Exercise prompt:
Going through the data below, copy out each line where the word "expression" shows up.

Excerpted records:
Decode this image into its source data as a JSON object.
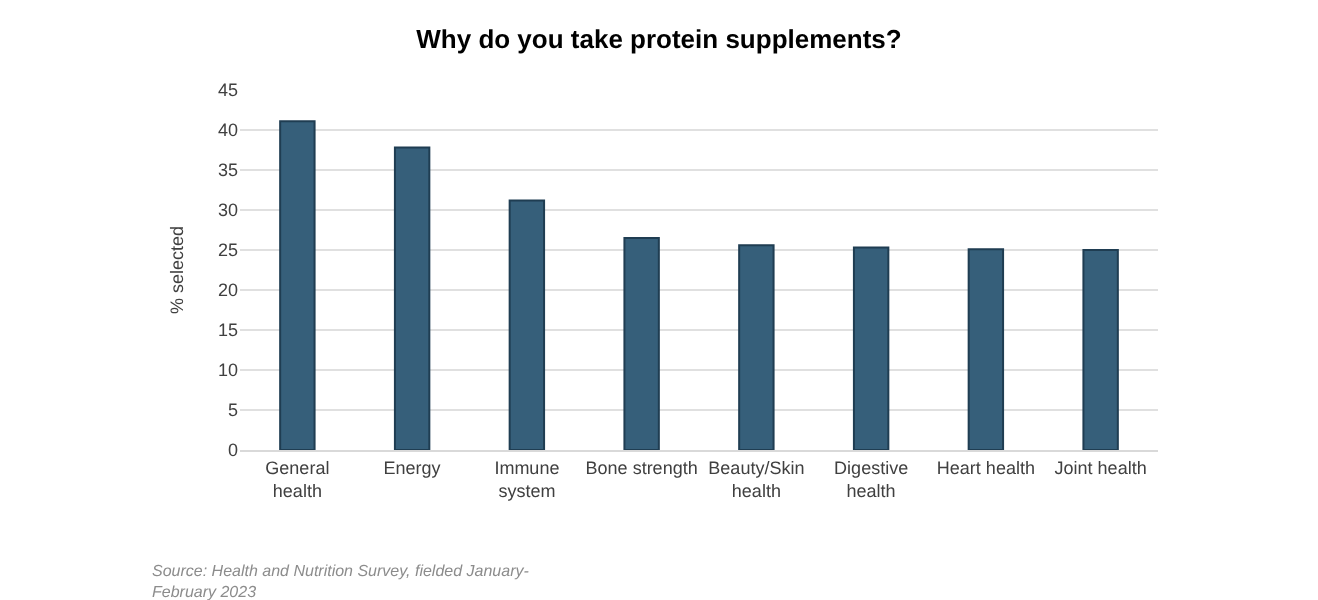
{
  "chart_data": {
    "type": "bar",
    "title": "Why do you take protein supplements?",
    "ylabel": "% selected",
    "categories": [
      "General\nhealth",
      "Energy",
      "Immune\nsystem",
      "Bone strength",
      "Beauty/Skin\nhealth",
      "Digestive\nhealth",
      "Heart health",
      "Joint health"
    ],
    "values": [
      41.1,
      37.8,
      31.2,
      26.5,
      25.6,
      25.3,
      25.1,
      25.0
    ],
    "color": "#365f7a",
    "ylim": [
      0,
      45
    ],
    "yticks": [
      0,
      5,
      10,
      15,
      20,
      25,
      30,
      35,
      40,
      45
    ],
    "grid": "y",
    "annotations": [
      "Source: Health and Nutrition Survey, fielded January-\nFebruary 2023"
    ]
  }
}
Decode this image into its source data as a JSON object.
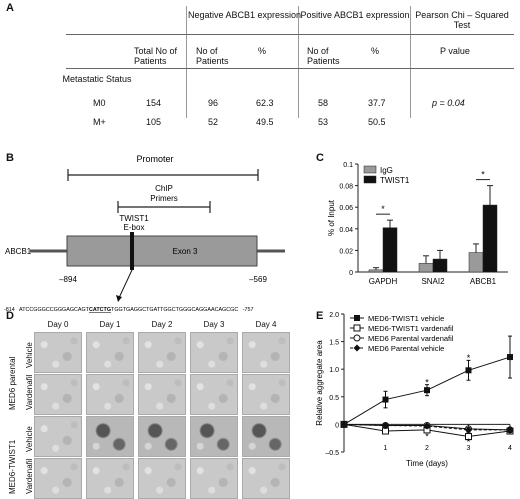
{
  "panel_a": {
    "letter": "A",
    "headers": {
      "negative": "Negative ABCB1 expression",
      "positive": "Positive ABCB1 expression",
      "pearson": "Pearson Chi – Squared Test",
      "total": "Total No of Patients",
      "neg_no": "No of Patients",
      "neg_pct": "%",
      "pos_no": "No of Patients",
      "pos_pct": "%",
      "pvalue": "P value"
    },
    "row_group": "Metastatic Status",
    "rows": [
      {
        "status": "M0",
        "total": "154",
        "neg_no": "96",
        "neg_pct": "62.3",
        "pos_no": "58",
        "pos_pct": "37.7",
        "p": "p = 0.04"
      },
      {
        "status": "M+",
        "total": "105",
        "neg_no": "52",
        "neg_pct": "49.5",
        "pos_no": "53",
        "pos_pct": "50.5",
        "p": ""
      }
    ]
  },
  "panel_b": {
    "letter": "B",
    "promoter": "Promoter",
    "chip": "ChIP",
    "primers": "Primers",
    "twist": "TWIST1",
    "ebox": "E-box",
    "gene": "ABCB1",
    "exon": "Exon 3",
    "left_pos": "–894",
    "right_pos": "–569",
    "seq_start": "-814",
    "seq_pre": "ATCCGGGCCGGGAGCAGT",
    "seq_box": "CATCTG",
    "seq_post": "TGGTGAGGCTGATTGGCTGGGCAGGAACAGCGC",
    "seq_end": "-757"
  },
  "panel_c": {
    "letter": "C",
    "chart_data": {
      "type": "bar",
      "categories": [
        "GAPDH",
        "SNAI2",
        "ABCB1"
      ],
      "series": [
        {
          "name": "IgG",
          "values": [
            0.002,
            0.008,
            0.018
          ],
          "errors": [
            0.002,
            0.007,
            0.008
          ],
          "color": "#9a9a9a"
        },
        {
          "name": "TWIST1",
          "values": [
            0.041,
            0.012,
            0.062
          ],
          "errors": [
            0.007,
            0.008,
            0.018
          ],
          "color": "#111111"
        }
      ],
      "ylabel": "% of Input",
      "ylim": [
        0,
        0.1
      ],
      "yticks": [
        "0",
        "0.02",
        "0.04",
        "0.06",
        "0.08",
        "0.1"
      ],
      "significance": [
        "*",
        "",
        "*"
      ],
      "legend": "top-left"
    }
  },
  "panel_d": {
    "letter": "D",
    "days": [
      "Day 0",
      "Day 1",
      "Day 2",
      "Day 3",
      "Day 4"
    ],
    "groups": [
      "MED6 parental",
      "MED6-TWIST1"
    ],
    "rows": [
      "Vehicle",
      "Vardenafil",
      "Vehicle",
      "Vardenafil"
    ]
  },
  "panel_e": {
    "letter": "E",
    "chart_data": {
      "type": "line",
      "x": [
        0,
        1,
        2,
        3,
        4
      ],
      "series": [
        {
          "name": "MED6-TWIST1 vehicle",
          "values": [
            0,
            0.45,
            0.62,
            0.98,
            1.22
          ],
          "errors": [
            0,
            0.15,
            0.1,
            0.18,
            0.38
          ],
          "marker": "filled-square",
          "dash": false
        },
        {
          "name": "MED6-TWIST1 vardenafil",
          "values": [
            0,
            -0.12,
            -0.1,
            -0.22,
            -0.12
          ],
          "errors": [
            0,
            0.04,
            0.05,
            0.06,
            0.04
          ],
          "marker": "open-square",
          "dash": false
        },
        {
          "name": "MED6 Parental vardenafil",
          "values": [
            0,
            -0.02,
            -0.02,
            -0.08,
            -0.1
          ],
          "errors": [
            0,
            0.03,
            0.03,
            0.04,
            0.04
          ],
          "marker": "open-circle",
          "dash": false
        },
        {
          "name": "MED6 Parental vehicle",
          "values": [
            0,
            -0.02,
            -0.03,
            -0.1,
            -0.1
          ],
          "errors": [
            0,
            0.03,
            0.03,
            0.04,
            0.04
          ],
          "marker": "filled-diamond",
          "dash": true
        }
      ],
      "xlabel": "Time (days)",
      "ylabel": "Relative aggregate area",
      "xticks": [
        "1",
        "2",
        "3",
        "4"
      ],
      "yticks": [
        "–0.5",
        "0",
        "0.5",
        "1.0",
        "1.5",
        "2.0"
      ],
      "ylim": [
        -0.5,
        2.0
      ],
      "annotations": [
        "*",
        "*",
        "*",
        "*"
      ],
      "legend": "top-left"
    }
  }
}
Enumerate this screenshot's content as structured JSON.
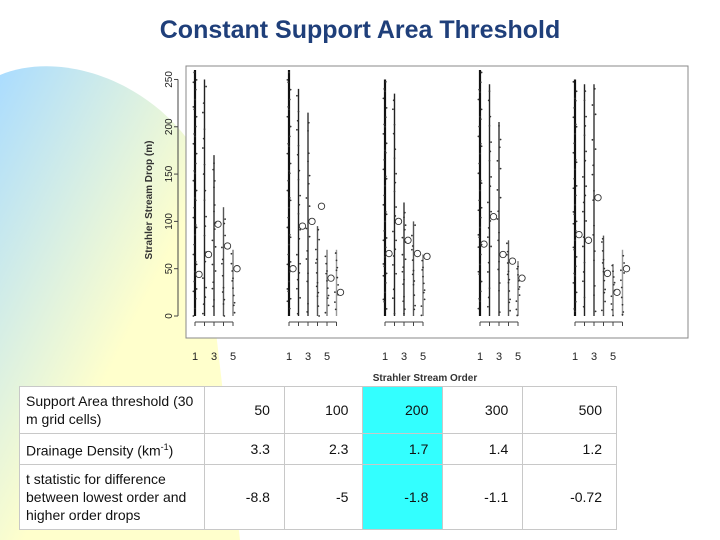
{
  "slide": {
    "title": "Constant Support Area Threshold"
  },
  "table": {
    "rows": [
      {
        "label": "Support Area threshold (30 m grid cells)",
        "values": [
          "50",
          "100",
          "200",
          "300",
          "500"
        ]
      },
      {
        "label_main": "Drainage Density (km",
        "label_sup": "-1",
        "label_end": ")",
        "values": [
          "3.3",
          "2.3",
          "1.7",
          "1.4",
          "1.2"
        ]
      },
      {
        "label": "t statistic for difference between lowest order and higher order drops",
        "values": [
          "-8.8",
          "-5",
          "-1.8",
          "-1.1",
          "-0.72"
        ]
      }
    ],
    "highlight_column": 2,
    "highlight_color": "#33ffff"
  },
  "chart_data": {
    "type": "scatter",
    "xlabel": "Strahler Stream Order",
    "ylabel": "Strahler Stream Drop (m)",
    "ylim": [
      0,
      260
    ],
    "yticks": [
      "0",
      "50",
      "100",
      "150",
      "200",
      "250"
    ],
    "panels": [
      {
        "xtick_labels": [
          "1",
          "3",
          "5"
        ],
        "orders": [
          {
            "order": 1,
            "mean": 44,
            "min": 0,
            "max": 260
          },
          {
            "order": 2,
            "mean": 65,
            "min": 0,
            "max": 250
          },
          {
            "order": 3,
            "mean": 97,
            "min": 0,
            "max": 170
          },
          {
            "order": 4,
            "mean": 74,
            "min": 0,
            "max": 115
          },
          {
            "order": 5,
            "mean": 50,
            "min": 0,
            "max": 70
          }
        ]
      },
      {
        "xtick_labels": [
          "1",
          "3",
          "5"
        ],
        "orders": [
          {
            "order": 1,
            "mean": 50,
            "min": 0,
            "max": 260
          },
          {
            "order": 2,
            "mean": 95,
            "min": 0,
            "max": 240
          },
          {
            "order": 3,
            "mean": 100,
            "min": 0,
            "max": 215
          },
          {
            "order": 4,
            "mean": 116,
            "min": 0,
            "max": 95
          },
          {
            "order": 5,
            "mean": 40,
            "min": 0,
            "max": 70
          },
          {
            "order": 6,
            "mean": 25,
            "min": 0,
            "max": 70
          }
        ]
      },
      {
        "xtick_labels": [
          "1",
          "3",
          "5"
        ],
        "orders": [
          {
            "order": 1,
            "mean": 66,
            "min": 0,
            "max": 250
          },
          {
            "order": 2,
            "mean": 100,
            "min": 0,
            "max": 235
          },
          {
            "order": 3,
            "mean": 80,
            "min": 0,
            "max": 120
          },
          {
            "order": 4,
            "mean": 66,
            "min": 0,
            "max": 100
          },
          {
            "order": 5,
            "mean": 63,
            "min": 0,
            "max": 65
          }
        ]
      },
      {
        "xtick_labels": [
          "1",
          "3",
          "5"
        ],
        "orders": [
          {
            "order": 1,
            "mean": 76,
            "min": 0,
            "max": 260
          },
          {
            "order": 2,
            "mean": 105,
            "min": 0,
            "max": 245
          },
          {
            "order": 3,
            "mean": 65,
            "min": 0,
            "max": 205
          },
          {
            "order": 4,
            "mean": 58,
            "min": 0,
            "max": 80
          },
          {
            "order": 5,
            "mean": 40,
            "min": 0,
            "max": 58
          }
        ]
      },
      {
        "xtick_labels": [
          "1",
          "3",
          "5"
        ],
        "orders": [
          {
            "order": 1,
            "mean": 86,
            "min": 0,
            "max": 250
          },
          {
            "order": 2,
            "mean": 80,
            "min": 0,
            "max": 245
          },
          {
            "order": 3,
            "mean": 125,
            "min": 0,
            "max": 245
          },
          {
            "order": 4,
            "mean": 45,
            "min": 0,
            "max": 85
          },
          {
            "order": 5,
            "mean": 25,
            "min": 0,
            "max": 55
          },
          {
            "order": 6,
            "mean": 50,
            "min": 0,
            "max": 70
          }
        ]
      }
    ]
  },
  "colors": {
    "title": "#1f3f7a",
    "highlight": "#33ffff",
    "wash_yellow": "#ffffcc",
    "wash_blue": "#aadcff"
  }
}
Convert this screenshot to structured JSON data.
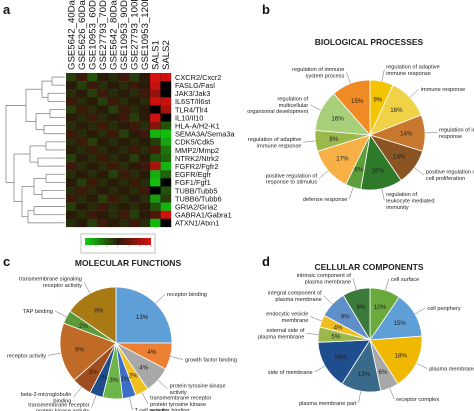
{
  "panels": {
    "a": {
      "letter": "a",
      "columns": [
        "GSE5642_40Days",
        "GSE5626_60Days",
        "GSE10953_60Days",
        "GSE27793_70Days",
        "GSE5642_80Days",
        "GSE10953_90Days",
        "GSE27793_100Days",
        "GSE10953_120Days",
        "SALS1",
        "SALS2"
      ],
      "rows": [
        "CXCR2/Cxcr2",
        "FASLG/Fasl",
        "JAK3/Jak3",
        "IL6ST/Il6st",
        "TLR4/Tlr4",
        "IL10/Il10",
        "HLA-A/H2-K1",
        "SEMA3A/Sema3a",
        "CDK5/Cdk5",
        "MMP2/Mmp2",
        "NTRK2/Ntrk2",
        "FGFR2/Fgfr2",
        "EGFR/Egfr",
        "FGF1/Fgf1",
        "TUBB/Tubb5",
        "TUBB6/Tubb6",
        "GRIA2/Gria2",
        "GABRA1/Gabra1",
        "ATXN1/Atxn1"
      ],
      "values": [
        [
          -0.2,
          0.1,
          -0.3,
          0.0,
          -0.1,
          0.1,
          -0.2,
          0.0,
          0.95,
          0.9
        ],
        [
          0.0,
          -0.2,
          0.1,
          -0.1,
          0.0,
          -0.1,
          0.1,
          0.0,
          0.85,
          null
        ],
        [
          -0.1,
          0.0,
          -0.2,
          0.1,
          -0.1,
          0.0,
          -0.1,
          0.1,
          0.6,
          null
        ],
        [
          0.1,
          -0.1,
          0.0,
          -0.2,
          0.1,
          -0.1,
          0.0,
          -0.1,
          0.9,
          0.85
        ],
        [
          -0.2,
          0.1,
          -0.1,
          0.0,
          -0.2,
          0.1,
          -0.1,
          0.0,
          null,
          0.7
        ],
        [
          0.0,
          -0.1,
          0.1,
          -0.1,
          0.0,
          0.1,
          -0.2,
          0.0,
          0.9,
          null
        ],
        [
          -0.1,
          0.0,
          -0.1,
          0.1,
          -0.1,
          0.0,
          0.1,
          -0.1,
          0.5,
          -0.3
        ],
        [
          0.1,
          -0.1,
          0.0,
          -0.1,
          0.1,
          -0.2,
          0.0,
          0.1,
          -0.85,
          -0.9
        ],
        [
          -0.1,
          0.1,
          -0.2,
          0.0,
          -0.1,
          0.0,
          -0.1,
          0.0,
          -0.2,
          -0.75
        ],
        [
          0.0,
          -0.1,
          0.1,
          -0.1,
          0.0,
          -0.1,
          0.1,
          -0.1,
          0.2,
          -0.5
        ],
        [
          -0.2,
          0.0,
          -0.1,
          0.1,
          -0.1,
          0.0,
          -0.2,
          0.0,
          -0.3,
          -0.4
        ],
        [
          0.1,
          -0.1,
          0.0,
          -0.1,
          0.1,
          -0.1,
          0.0,
          0.1,
          0.7,
          -0.85
        ],
        [
          -0.1,
          0.0,
          -0.1,
          0.0,
          -0.2,
          0.1,
          -0.1,
          0.0,
          -0.8,
          -0.4
        ],
        [
          0.0,
          -0.2,
          0.1,
          -0.1,
          0.0,
          -0.1,
          0.1,
          -0.1,
          -0.9,
          null
        ],
        [
          -0.1,
          0.1,
          -0.1,
          0.0,
          -0.1,
          0.0,
          -0.1,
          0.1,
          null,
          -0.3
        ],
        [
          0.1,
          -0.1,
          0.0,
          -0.2,
          0.1,
          -0.1,
          0.0,
          -0.1,
          -0.7,
          -0.2
        ],
        [
          -0.2,
          0.0,
          -0.1,
          0.1,
          -0.1,
          0.0,
          -0.1,
          0.0,
          -0.3,
          -0.85
        ],
        [
          0.0,
          -0.1,
          0.1,
          0.0,
          -0.1,
          0.1,
          -0.2,
          0.0,
          0.2,
          0.9
        ],
        [
          -0.1,
          0.0,
          -0.2,
          0.1,
          0.0,
          -0.1,
          0.1,
          -0.1,
          -0.85,
          null
        ]
      ],
      "colors": {
        "high": "#e01010",
        "mid": "#2a1a0a",
        "low": "#10d010",
        "missing": "#000000"
      }
    },
    "b": {
      "letter": "b",
      "title": "BIOLOGICAL PROCESSES",
      "slices": [
        {
          "pct": 9,
          "label": "regulation of adaptive immune response",
          "color": "#f5c400"
        },
        {
          "pct": 16,
          "label": "immune response",
          "color": "#f0d247"
        },
        {
          "pct": 14,
          "label": "regulation of immune response",
          "color": "#c8782e"
        },
        {
          "pct": 14,
          "label": "positive regulation of cell proliferation",
          "color": "#8a5522"
        },
        {
          "pct": 16,
          "label": "regulation of leukocyte mediated immunity",
          "color": "#2e7a2a"
        },
        {
          "pct": 6,
          "label": "defense response",
          "color": "#5e9e3c"
        },
        {
          "pct": 17,
          "label": "positive regulation of response to stimulus",
          "color": "#f7b045"
        },
        {
          "pct": 8,
          "label": "regulation of adaptive immune response",
          "color": "#9ab94a"
        },
        {
          "pct": 16,
          "label": "regulation of multicellular organismal development",
          "color": "#a8cf7a"
        },
        {
          "pct": 15,
          "label": "regulation of immune system process",
          "color": "#f08a24"
        }
      ]
    },
    "c": {
      "letter": "c",
      "title": "MOLECULAR FUNCTIONS",
      "slices": [
        {
          "pct": 13,
          "label": "receptor binding",
          "color": "#5f9fd8"
        },
        {
          "pct": 4,
          "label": "growth factor binding",
          "color": "#ec7f32"
        },
        {
          "pct": 4,
          "label": "protein tyrosine kinase activity",
          "color": "#a8a8a8"
        },
        {
          "pct": 2,
          "label": "transmembrane receptor protein tyrosine kinase activity",
          "color": "#f0c020"
        },
        {
          "pct": 2,
          "label": "T cell receptor binding",
          "color": "#3c6ec8"
        },
        {
          "pct": 3,
          "label": "",
          "color": "#6db548"
        },
        {
          "pct": 2,
          "label": "transmembrane receptor protein kinase activity",
          "color": "#1e4e8e"
        },
        {
          "pct": 3,
          "label": "beta-2-microglobulin binding",
          "color": "#9e4e1e"
        },
        {
          "pct": 9,
          "label": "receptor activity",
          "color": "#c06a28"
        },
        {
          "pct": 2,
          "label": "TAP binding",
          "color": "#5a9a3a"
        },
        {
          "pct": 8,
          "label": "transmembrane signaling receptor activity",
          "color": "#a87a14"
        }
      ]
    },
    "d": {
      "letter": "d",
      "title": "CELLULAR COMPONENTS",
      "slices": [
        {
          "pct": 10,
          "label": "cell surface",
          "color": "#6aaa3c"
        },
        {
          "pct": 15,
          "label": "cell periphery",
          "color": "#5f9fd8"
        },
        {
          "pct": 18,
          "label": "plasma membrane",
          "color": "#f0b800"
        },
        {
          "pct": 6,
          "label": "receptor complex",
          "color": "#a8a8a8"
        },
        {
          "pct": 13,
          "label": "plasma membrane part",
          "color": "#3a6a8a"
        },
        {
          "pct": 16,
          "label": "side of membrane",
          "color": "#1e4e8e"
        },
        {
          "pct": 5,
          "label": "external side of plasma membrane",
          "color": "#9ab94a"
        },
        {
          "pct": 4,
          "label": "endocytic vesicle membrane",
          "color": "#f0c020"
        },
        {
          "pct": 9,
          "label": "integral component of plasma membrane",
          "color": "#5f8fc8"
        },
        {
          "pct": 9,
          "label": "intrinsic component of plasma membrane",
          "color": "#3a7a3a"
        }
      ]
    }
  }
}
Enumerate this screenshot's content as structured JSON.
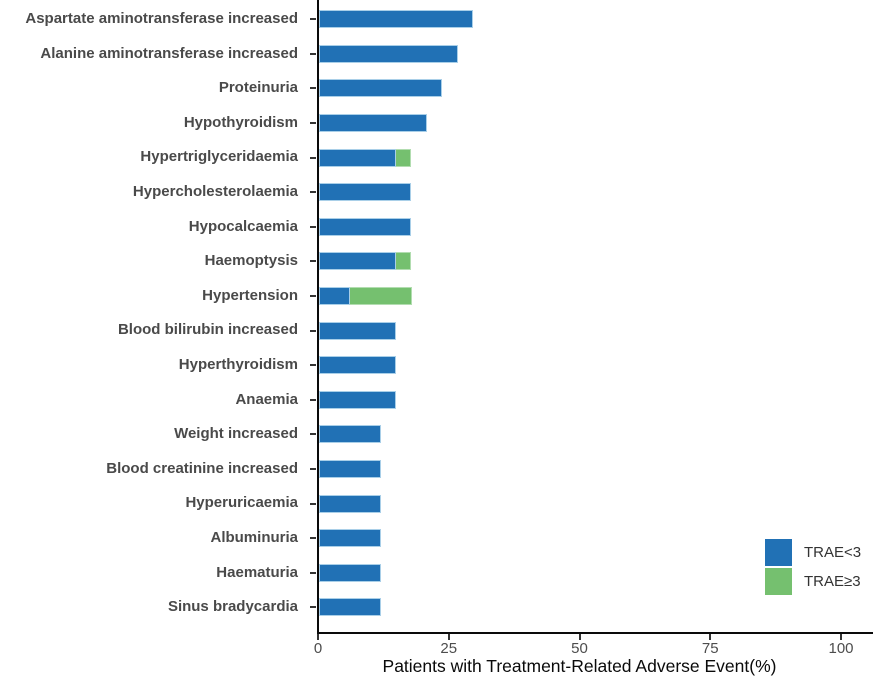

Result of the task:
      "negative": "Negative ABCB1 expression",
      "positive": "Positive ABCB1 expression",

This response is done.